## Passage
Mathematical Mysteries

Someone emailed me asking if I could make sense of a couple of mathematically oriented matters.

The first was the strange pervasive quality of the “Golden Number”, as exemplified by this YouTube piece:

http://www.youtube.com/watch?v=PjrK96wasDk

The second was some of the amazing symmetries and regularities one can find in arithmetic operations. For example:

1 x 8 + 1 = 9

12 x 8 + 2 = 98

123 x 8 + 3 = 987

1234 x 8 + 4 = 9876

12345 x 8 + 5 = 98765

123456 x 8 + 6 = 987654

1234567 x 8 + 7 = 9876543

12345678 x 8 + 8 = 98765432

123456789 x 8 + 9 = 987654321

Here are my comments on the issues raised:

1. The Golden Number:

I pondered this question as far back as 1968 when my maths teacher gave me a colourful coffee table book on maths. It had a section on the Golden ratio and the amazing number of seemingly disconnected connections in which it arose. Why was this theme running through nature?

## Instructions for the task
Repeat word for word the section of the post from "12345678 x 8" to "running through nature?". Work only from the post above.

## Material shown
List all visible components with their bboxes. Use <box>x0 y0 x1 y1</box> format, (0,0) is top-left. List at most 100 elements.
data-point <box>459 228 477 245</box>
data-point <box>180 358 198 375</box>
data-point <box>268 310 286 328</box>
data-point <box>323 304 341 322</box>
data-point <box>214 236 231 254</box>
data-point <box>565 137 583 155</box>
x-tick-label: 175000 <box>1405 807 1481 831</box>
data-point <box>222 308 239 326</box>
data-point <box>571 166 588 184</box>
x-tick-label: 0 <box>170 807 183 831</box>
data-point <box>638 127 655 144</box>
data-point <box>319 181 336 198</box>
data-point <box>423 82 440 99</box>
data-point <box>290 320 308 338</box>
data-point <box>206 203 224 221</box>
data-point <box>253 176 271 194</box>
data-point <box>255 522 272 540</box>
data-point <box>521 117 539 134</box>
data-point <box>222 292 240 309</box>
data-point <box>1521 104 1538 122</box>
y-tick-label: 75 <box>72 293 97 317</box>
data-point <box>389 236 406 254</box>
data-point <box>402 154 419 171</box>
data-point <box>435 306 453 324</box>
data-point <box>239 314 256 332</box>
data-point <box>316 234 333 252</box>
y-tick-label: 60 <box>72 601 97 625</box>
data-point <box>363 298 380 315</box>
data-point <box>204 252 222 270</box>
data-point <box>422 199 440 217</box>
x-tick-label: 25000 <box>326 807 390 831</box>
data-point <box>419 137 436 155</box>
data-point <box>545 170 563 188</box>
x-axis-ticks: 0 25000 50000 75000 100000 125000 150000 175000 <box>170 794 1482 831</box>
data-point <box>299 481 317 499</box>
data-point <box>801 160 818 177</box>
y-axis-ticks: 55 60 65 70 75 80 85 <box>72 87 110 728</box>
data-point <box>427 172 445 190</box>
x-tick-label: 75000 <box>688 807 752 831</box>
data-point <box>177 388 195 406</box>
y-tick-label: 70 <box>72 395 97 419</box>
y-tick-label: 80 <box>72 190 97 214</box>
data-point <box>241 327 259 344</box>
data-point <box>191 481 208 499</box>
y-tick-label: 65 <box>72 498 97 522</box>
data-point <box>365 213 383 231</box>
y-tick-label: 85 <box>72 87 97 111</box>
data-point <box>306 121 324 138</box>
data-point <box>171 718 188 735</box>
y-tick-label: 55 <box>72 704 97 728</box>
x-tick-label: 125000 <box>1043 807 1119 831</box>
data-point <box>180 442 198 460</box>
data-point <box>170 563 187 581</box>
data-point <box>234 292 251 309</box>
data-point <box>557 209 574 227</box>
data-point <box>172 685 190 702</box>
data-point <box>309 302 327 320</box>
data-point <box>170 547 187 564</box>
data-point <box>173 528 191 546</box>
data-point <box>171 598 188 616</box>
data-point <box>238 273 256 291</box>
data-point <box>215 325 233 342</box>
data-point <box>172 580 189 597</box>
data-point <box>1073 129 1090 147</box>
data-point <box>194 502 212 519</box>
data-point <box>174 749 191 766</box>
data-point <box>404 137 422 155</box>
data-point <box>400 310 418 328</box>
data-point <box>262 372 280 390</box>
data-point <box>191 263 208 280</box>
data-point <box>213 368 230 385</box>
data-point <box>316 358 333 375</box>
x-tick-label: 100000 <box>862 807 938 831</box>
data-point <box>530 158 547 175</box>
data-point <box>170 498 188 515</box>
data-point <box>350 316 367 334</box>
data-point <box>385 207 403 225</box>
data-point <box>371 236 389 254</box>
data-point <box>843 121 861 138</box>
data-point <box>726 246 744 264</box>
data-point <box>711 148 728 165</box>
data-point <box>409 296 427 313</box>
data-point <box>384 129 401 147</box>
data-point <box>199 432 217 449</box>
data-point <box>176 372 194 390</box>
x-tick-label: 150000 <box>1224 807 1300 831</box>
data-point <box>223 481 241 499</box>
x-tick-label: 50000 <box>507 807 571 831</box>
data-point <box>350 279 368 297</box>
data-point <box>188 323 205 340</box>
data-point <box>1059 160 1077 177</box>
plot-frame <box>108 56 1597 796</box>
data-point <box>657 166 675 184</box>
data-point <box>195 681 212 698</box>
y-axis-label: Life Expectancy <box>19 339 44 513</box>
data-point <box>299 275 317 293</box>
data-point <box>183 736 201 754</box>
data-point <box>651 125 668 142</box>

## Exercise result
12345678 x 8 + 8 = 98765432

123456789 x 8 + 9 = 987654321

Here are my comments on the issues raised:

1. The Golden Number:

I pondered this question as far back as 1968 when my maths teacher gave me a colourful coffee table book on maths. It had a section on the Golden ratio and the amazing number of seemingly disconnected connections in which it arose. Why was this theme running through nature?